• **TASK DATA**
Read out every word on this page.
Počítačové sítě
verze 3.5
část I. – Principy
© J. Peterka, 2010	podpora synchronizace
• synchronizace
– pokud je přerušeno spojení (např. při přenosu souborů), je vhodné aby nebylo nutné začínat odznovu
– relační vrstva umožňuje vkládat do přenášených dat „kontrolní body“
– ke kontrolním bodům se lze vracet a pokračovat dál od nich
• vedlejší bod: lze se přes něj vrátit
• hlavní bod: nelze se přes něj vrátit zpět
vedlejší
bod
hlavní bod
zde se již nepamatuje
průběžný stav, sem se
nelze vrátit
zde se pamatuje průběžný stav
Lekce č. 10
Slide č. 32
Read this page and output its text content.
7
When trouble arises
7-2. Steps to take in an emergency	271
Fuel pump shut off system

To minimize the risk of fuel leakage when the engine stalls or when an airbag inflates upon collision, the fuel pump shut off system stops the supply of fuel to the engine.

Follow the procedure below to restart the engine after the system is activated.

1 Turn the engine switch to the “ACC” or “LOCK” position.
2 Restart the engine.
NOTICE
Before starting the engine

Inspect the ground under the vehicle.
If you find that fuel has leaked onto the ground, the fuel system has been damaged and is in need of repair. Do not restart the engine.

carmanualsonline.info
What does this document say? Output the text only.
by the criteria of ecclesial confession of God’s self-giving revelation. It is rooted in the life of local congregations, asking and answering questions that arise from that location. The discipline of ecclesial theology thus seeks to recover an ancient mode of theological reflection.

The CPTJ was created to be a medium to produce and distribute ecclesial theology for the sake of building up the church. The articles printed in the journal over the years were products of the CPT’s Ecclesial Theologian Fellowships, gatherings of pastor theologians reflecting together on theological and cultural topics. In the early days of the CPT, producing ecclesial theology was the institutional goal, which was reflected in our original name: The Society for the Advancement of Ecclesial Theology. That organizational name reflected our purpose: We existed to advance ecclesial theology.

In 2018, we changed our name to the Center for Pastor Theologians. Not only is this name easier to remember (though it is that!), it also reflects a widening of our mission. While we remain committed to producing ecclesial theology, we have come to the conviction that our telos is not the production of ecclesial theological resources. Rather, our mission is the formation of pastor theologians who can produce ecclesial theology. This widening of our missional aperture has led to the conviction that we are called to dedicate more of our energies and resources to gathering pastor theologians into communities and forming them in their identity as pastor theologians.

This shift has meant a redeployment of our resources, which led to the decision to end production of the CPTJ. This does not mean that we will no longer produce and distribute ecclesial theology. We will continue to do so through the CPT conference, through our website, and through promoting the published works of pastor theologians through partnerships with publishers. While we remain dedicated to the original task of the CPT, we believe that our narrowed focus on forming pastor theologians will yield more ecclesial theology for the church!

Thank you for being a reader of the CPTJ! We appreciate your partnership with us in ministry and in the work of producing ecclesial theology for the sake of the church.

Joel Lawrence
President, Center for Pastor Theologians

• **THE PROBLEM**
Work out how many lines of the data above contain the string "text" and give the number alone.

• **RESULT OF THE EXERCISE**
2